Given request: Which lines in the material below contain the word "weapon"? Copy each of them.
------ Raw data ------
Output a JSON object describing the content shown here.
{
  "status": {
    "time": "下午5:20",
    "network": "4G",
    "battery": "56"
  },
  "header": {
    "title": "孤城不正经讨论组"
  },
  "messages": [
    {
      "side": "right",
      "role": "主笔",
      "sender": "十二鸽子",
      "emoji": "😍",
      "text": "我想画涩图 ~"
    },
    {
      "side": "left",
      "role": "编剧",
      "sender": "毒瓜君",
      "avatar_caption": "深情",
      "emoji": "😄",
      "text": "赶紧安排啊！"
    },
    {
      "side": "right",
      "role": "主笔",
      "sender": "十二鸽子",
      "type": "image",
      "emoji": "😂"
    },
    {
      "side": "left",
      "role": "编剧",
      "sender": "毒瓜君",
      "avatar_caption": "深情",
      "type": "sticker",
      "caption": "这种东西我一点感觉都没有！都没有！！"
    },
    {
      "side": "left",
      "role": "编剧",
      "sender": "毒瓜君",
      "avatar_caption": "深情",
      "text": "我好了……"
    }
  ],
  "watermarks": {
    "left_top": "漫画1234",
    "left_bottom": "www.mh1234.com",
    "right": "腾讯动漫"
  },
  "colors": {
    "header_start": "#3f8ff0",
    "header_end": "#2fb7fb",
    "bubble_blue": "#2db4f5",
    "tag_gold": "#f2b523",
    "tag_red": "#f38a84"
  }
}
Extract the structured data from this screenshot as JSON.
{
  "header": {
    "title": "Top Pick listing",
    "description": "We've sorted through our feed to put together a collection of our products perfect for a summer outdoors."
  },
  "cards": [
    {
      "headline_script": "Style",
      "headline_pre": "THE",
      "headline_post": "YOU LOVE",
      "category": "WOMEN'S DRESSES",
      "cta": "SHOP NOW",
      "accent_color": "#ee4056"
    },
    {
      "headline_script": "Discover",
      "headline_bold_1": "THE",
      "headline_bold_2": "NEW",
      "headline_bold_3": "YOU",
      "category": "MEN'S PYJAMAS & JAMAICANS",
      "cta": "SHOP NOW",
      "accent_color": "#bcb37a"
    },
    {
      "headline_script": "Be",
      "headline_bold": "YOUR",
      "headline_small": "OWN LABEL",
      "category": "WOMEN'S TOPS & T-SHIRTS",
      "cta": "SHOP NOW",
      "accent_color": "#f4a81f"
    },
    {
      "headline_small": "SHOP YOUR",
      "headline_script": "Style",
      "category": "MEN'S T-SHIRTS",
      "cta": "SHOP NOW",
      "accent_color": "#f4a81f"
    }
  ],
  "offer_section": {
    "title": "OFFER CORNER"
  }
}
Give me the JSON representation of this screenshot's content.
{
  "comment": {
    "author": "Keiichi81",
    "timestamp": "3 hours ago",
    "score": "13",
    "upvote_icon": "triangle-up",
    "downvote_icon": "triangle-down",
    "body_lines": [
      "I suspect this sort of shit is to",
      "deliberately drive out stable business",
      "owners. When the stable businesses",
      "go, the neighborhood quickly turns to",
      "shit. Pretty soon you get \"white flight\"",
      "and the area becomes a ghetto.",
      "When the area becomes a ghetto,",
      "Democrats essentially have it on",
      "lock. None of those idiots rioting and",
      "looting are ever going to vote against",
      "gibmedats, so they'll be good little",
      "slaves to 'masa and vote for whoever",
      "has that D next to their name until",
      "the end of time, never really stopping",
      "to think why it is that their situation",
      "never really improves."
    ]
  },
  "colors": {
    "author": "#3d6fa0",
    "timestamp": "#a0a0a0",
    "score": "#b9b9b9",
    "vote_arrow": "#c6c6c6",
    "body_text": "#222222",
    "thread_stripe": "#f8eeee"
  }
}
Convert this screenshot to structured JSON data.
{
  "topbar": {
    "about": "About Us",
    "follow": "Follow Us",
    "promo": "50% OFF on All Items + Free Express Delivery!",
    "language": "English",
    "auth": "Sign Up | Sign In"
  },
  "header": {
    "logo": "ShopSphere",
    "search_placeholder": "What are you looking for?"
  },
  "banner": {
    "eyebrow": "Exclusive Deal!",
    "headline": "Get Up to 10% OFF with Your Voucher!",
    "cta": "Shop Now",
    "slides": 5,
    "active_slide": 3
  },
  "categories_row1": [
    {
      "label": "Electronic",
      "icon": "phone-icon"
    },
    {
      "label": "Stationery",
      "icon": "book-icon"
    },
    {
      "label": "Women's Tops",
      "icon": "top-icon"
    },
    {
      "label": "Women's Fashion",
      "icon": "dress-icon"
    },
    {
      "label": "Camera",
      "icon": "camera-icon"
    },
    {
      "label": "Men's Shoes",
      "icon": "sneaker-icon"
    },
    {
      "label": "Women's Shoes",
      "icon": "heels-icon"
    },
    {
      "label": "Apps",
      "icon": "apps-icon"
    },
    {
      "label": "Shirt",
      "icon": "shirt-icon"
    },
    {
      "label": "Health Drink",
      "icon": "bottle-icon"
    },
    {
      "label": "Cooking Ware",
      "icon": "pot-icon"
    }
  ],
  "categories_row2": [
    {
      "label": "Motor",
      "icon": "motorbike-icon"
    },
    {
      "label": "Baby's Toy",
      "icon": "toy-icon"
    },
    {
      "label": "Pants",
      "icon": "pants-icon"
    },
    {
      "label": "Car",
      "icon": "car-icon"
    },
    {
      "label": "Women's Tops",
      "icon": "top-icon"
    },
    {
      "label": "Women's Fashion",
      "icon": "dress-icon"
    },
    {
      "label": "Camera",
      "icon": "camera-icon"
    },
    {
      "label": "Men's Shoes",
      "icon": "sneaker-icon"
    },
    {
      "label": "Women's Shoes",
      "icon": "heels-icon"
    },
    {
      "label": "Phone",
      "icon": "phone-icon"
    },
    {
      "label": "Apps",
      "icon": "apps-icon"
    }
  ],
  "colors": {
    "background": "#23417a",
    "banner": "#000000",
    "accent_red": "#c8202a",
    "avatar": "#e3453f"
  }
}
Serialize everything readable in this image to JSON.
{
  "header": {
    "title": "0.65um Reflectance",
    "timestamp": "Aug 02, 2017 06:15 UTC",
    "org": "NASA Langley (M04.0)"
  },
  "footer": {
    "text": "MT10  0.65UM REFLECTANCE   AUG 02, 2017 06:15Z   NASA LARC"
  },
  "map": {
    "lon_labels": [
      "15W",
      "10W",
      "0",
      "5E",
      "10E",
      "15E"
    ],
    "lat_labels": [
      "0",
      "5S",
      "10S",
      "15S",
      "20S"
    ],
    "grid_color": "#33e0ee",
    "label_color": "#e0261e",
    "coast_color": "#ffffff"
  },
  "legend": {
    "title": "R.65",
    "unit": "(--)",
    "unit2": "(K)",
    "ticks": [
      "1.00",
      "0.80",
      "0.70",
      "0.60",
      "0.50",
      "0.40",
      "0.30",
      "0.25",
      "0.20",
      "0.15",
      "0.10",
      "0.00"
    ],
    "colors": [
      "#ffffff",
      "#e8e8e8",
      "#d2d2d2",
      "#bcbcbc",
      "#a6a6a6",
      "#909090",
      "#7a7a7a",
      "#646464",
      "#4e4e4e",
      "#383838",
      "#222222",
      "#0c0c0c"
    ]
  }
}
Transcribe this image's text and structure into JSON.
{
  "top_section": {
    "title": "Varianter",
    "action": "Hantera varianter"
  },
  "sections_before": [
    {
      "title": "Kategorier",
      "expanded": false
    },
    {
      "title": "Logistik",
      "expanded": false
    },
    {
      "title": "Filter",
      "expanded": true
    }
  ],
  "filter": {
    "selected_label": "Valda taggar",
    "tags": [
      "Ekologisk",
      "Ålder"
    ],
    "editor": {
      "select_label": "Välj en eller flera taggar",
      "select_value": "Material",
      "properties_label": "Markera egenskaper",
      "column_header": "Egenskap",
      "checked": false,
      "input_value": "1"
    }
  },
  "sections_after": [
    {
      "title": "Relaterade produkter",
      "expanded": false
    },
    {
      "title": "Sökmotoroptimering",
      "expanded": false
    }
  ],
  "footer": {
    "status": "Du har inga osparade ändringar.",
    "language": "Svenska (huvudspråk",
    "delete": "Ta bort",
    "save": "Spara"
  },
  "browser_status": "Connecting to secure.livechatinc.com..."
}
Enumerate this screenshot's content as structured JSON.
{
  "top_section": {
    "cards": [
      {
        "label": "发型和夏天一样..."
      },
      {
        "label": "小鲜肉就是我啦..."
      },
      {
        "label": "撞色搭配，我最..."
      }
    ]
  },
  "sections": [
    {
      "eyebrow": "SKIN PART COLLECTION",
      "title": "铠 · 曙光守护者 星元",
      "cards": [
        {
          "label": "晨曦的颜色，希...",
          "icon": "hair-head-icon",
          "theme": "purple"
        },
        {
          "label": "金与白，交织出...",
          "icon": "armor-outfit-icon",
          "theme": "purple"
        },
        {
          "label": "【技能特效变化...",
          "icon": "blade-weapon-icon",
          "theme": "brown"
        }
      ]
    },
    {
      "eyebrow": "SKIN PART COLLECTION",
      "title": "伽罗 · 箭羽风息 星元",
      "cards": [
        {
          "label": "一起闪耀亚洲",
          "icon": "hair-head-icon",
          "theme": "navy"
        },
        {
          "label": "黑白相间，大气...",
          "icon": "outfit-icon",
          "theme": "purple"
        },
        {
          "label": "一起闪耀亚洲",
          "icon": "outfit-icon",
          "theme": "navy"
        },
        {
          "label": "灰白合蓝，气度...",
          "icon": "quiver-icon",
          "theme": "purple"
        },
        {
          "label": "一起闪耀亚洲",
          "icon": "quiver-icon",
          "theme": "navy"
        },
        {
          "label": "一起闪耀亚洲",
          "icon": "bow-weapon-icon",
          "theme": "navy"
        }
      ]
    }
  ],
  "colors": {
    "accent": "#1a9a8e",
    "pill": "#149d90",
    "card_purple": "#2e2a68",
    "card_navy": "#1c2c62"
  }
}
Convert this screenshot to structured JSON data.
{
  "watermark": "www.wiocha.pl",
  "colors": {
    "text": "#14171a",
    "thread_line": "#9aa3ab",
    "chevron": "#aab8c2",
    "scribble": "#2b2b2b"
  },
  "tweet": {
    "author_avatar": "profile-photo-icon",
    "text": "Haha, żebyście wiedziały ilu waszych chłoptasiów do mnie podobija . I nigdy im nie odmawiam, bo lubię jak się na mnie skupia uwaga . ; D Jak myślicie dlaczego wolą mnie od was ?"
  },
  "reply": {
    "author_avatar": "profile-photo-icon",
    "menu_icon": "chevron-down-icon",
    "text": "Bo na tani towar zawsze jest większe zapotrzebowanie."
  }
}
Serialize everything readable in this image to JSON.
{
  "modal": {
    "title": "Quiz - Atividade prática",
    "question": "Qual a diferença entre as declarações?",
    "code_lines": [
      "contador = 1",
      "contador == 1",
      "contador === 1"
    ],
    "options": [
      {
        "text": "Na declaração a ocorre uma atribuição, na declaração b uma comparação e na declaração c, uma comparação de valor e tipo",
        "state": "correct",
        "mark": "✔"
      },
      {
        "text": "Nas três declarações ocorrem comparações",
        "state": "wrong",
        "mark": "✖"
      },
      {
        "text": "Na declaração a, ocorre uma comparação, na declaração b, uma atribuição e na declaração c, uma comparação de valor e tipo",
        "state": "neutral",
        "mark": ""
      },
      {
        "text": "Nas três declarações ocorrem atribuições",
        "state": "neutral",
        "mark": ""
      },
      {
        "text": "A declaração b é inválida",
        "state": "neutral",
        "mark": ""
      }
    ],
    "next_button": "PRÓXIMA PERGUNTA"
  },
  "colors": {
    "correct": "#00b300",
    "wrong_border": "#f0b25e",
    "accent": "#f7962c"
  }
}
------
Task output:
          "icon": "blade-weapon-icon",
          "icon": "bow-weapon-icon",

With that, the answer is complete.